(Extracted data entries)
——

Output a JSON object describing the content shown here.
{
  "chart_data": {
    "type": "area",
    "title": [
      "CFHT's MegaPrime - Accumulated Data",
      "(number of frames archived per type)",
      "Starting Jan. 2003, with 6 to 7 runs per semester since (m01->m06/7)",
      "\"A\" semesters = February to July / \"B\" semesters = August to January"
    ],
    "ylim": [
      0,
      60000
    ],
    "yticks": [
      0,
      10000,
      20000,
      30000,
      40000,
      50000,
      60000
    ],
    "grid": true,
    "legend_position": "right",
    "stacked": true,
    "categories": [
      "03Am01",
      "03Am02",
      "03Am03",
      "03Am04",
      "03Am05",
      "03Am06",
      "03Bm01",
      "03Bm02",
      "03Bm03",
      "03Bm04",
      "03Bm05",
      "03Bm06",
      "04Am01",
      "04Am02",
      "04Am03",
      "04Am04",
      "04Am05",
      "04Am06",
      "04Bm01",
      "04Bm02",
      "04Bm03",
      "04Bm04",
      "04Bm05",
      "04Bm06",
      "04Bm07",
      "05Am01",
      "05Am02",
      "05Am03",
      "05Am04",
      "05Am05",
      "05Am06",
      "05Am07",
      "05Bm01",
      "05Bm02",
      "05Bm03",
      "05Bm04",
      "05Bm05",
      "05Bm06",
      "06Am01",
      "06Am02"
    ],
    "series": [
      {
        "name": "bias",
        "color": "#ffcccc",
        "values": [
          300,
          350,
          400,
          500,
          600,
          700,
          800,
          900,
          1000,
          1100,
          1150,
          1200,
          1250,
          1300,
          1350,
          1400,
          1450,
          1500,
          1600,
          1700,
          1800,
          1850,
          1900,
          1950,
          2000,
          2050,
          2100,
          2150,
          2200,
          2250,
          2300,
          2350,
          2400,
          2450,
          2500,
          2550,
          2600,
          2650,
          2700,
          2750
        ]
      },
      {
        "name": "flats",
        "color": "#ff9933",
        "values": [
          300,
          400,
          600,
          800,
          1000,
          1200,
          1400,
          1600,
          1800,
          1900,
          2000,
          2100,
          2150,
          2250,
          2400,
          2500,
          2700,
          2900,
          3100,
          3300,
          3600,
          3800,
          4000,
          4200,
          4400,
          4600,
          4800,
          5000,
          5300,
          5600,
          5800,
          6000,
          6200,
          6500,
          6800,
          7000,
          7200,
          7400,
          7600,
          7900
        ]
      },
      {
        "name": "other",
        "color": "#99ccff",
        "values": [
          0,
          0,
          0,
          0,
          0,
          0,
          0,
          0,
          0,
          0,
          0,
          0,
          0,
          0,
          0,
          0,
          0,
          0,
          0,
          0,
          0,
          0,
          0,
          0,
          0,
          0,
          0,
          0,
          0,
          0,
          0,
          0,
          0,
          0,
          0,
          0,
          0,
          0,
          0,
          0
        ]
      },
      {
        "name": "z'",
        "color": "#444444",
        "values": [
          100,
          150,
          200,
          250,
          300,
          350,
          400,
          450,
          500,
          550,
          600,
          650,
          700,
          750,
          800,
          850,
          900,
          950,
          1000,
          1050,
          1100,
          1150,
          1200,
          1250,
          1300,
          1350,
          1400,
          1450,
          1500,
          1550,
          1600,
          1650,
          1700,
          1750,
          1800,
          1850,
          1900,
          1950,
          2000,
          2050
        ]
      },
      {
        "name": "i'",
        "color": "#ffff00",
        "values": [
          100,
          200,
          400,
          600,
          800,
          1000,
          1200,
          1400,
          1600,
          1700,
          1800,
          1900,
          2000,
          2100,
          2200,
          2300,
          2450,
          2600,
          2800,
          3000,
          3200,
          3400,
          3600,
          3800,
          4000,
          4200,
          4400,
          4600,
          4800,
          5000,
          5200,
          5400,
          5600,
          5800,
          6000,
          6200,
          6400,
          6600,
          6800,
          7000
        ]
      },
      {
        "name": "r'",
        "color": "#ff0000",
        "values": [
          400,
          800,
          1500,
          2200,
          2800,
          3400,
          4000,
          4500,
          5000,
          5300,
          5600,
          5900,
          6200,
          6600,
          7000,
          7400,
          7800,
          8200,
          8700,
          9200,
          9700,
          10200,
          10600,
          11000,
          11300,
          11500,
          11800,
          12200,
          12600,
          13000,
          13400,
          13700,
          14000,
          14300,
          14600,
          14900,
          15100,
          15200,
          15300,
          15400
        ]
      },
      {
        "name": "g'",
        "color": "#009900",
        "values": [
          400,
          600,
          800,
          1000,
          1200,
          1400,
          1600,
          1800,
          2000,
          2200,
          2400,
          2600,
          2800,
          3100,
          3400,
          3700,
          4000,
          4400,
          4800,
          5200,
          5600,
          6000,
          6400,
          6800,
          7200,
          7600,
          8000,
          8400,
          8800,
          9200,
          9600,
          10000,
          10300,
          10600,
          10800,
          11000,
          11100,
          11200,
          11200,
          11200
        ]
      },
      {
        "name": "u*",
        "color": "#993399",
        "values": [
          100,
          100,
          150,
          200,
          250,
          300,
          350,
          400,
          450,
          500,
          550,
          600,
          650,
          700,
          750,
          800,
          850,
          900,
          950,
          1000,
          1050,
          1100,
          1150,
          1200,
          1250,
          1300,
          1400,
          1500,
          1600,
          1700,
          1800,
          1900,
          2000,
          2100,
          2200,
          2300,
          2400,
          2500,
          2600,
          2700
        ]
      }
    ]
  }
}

——

What to produce – Please restate the records in full, word for word.

Exercise response –
Output a JSON object describing the content shown here.
{
  "chart_data": {
    "type": "area",
    "title": [
      "CFHT's MegaPrime - Accumulated Data",
      "(number of frames archived per type)",
      "Starting Jan. 2003, with 6 to 7 runs per semester since (m01->m06/7)",
      "\"A\" semesters = February to July / \"B\" semesters = August to January"
    ],
    "ylim": [
      0,
      60000
    ],
    "yticks": [
      0,
      10000,
      20000,
      30000,
      40000,
      50000,
      60000
    ],
    "grid": true,
    "legend_position": "right",
    "stacked": true,
    "categories": [
      "03Am01",
      "03Am02",
      "03Am03",
      "03Am04",
      "03Am05",
      "03Am06",
      "03Bm01",
      "03Bm02",
      "03Bm03",
      "03Bm04",
      "03Bm05",
      "03Bm06",
      "04Am01",
      "04Am02",
      "04Am03",
      "04Am04",
      "04Am05",
      "04Am06",
      "04Bm01",
      "04Bm02",
      "04Bm03",
      "04Bm04",
      "04Bm05",
      "04Bm06",
      "04Bm07",
      "05Am01",
      "05Am02",
      "05Am03",
      "05Am04",
      "05Am05",
      "05Am06",
      "05Am07",
      "05Bm01",
      "05Bm02",
      "05Bm03",
      "05Bm04",
      "05Bm05",
      "05Bm06",
      "06Am01",
      "06Am02"
    ],
    "series": [
      {
        "name": "bias",
        "color": "#ffcccc",
        "values": [
          300,
          350,
          400,
          500,
          600,
          700,
          800,
          900,
          1000,
          1100,
          1150,
          1200,
          1250,
          1300,
          1350,
          1400,
          1450,
          1500,
          1600,
          1700,
          1800,
          1850,
          1900,
          1950,
          2000,
          2050,
          2100,
          2150,
          2200,
          2250,
          2300,
          2350,
          2400,
          2450,
          2500,
          2550,
          2600,
          2650,
          2700,
          2750
        ]
      },
      {
        "name": "flats",
        "color": "#ff9933",
        "values": [
          300,
          400,
          600,
          800,
          1000,
          1200,
          1400,
          1600,
          1800,
          1900,
          2000,
          2100,
          2150,
          2250,
          2400,
          2500,
          2700,
          2900,
          3100,
          3300,
          3600,
          3800,
          4000,
          4200,
          4400,
          4600,
          4800,
          5000,
          5300,
          5600,
          5800,
          6000,
          6200,
          6500,
          6800,
          7000,
          7200,
          7400,
          7600,
          7900
        ]
      },
      {
        "name": "other",
        "color": "#99ccff",
        "values": [
          0,
          0,
          0,
          0,
          0,
          0,
          0,
          0,
          0,
          0,
          0,
          0,
          0,
          0,
          0,
          0,
          0,
          0,
          0,
          0,
          0,
          0,
          0,
          0,
          0,
          0,
          0,
          0,
          0,
          0,
          0,
          0,
          0,
          0,
          0,
          0,
          0,
          0,
          0,
          0
        ]
      },
      {
        "name": "z'",
        "color": "#444444",
        "values": [
          100,
          150,
          200,
          250,
          300,
          350,
          400,
          450,
          500,
          550,
          600,
          650,
          700,
          750,
          800,
          850,
          900,
          950,
          1000,
          1050,
          1100,
          1150,
          1200,
          1250,
          1300,
          1350,
          1400,
          1450,
          1500,
          1550,
          1600,
          1650,
          1700,
          1750,
          1800,
          1850,
          1900,
          1950,
          2000,
          2050
        ]
      },
      {
        "name": "i'",
        "color": "#ffff00",
        "values": [
          100,
          200,
          400,
          600,
          800,
          1000,
          1200,
          1400,
          1600,
          1700,
          1800,
          1900,
          2000,
          2100,
          2200,
          2300,
          2450,
          2600,
          2800,
          3000,
          3200,
          3400,
          3600,
          3800,
          4000,
          4200,
          4400,
          4600,
          4800,
          5000,
          5200,
          5400,
          5600,
          5800,
          6000,
          6200,
          6400,
          6600,
          6800,
          7000
        ]
      },
      {
        "name": "r'",
        "color": "#ff0000",
        "values": [
          400,
          800,
          1500,
          2200,
          2800,
          3400,
          4000,
          4500,
          5000,
          5300,
          5600,
          5900,
          6200,
          6600,
          7000,
          7400,
          7800,
          8200,
          8700,
          9200,
          9700,
          10200,
          10600,
          11000,
          11300,
          11500,
          11800,
          12200,
          12600,
          13000,
          13400,
          13700,
          14000,
          14300,
          14600,
          14900,
          15100,
          15200,
          15300,
          15400
        ]
      },
      {
        "name": "g'",
        "color": "#009900",
        "values": [
          400,
          600,
          800,
          1000,
          1200,
          1400,
          1600,
          1800,
          2000,
          2200,
          2400,
          2600,
          2800,
          3100,
          3400,
          3700,
          4000,
          4400,
          4800,
          5200,
          5600,
          6000,
          6400,
          6800,
          7200,
          7600,
          8000,
          8400,
          8800,
          9200,
          9600,
          10000,
          10300,
          10600,
          10800,
          11000,
          11100,
          11200,
          11200,
          11200
        ]
      },
      {
        "name": "u*",
        "color": "#993399",
        "values": [
          100,
          100,
          150,
          200,
          250,
          300,
          350,
          400,
          450,
          500,
          550,
          600,
          650,
          700,
          750,
          800,
          850,
          900,
          950,
          1000,
          1050,
          1100,
          1150,
          1200,
          1250,
          1300,
          1400,
          1500,
          1600,
          1700,
          1800,
          1900,
          2000,
          2100,
          2200,
          2300,
          2400,
          2500,
          2600,
          2700
        ]
      }
    ]
  }
}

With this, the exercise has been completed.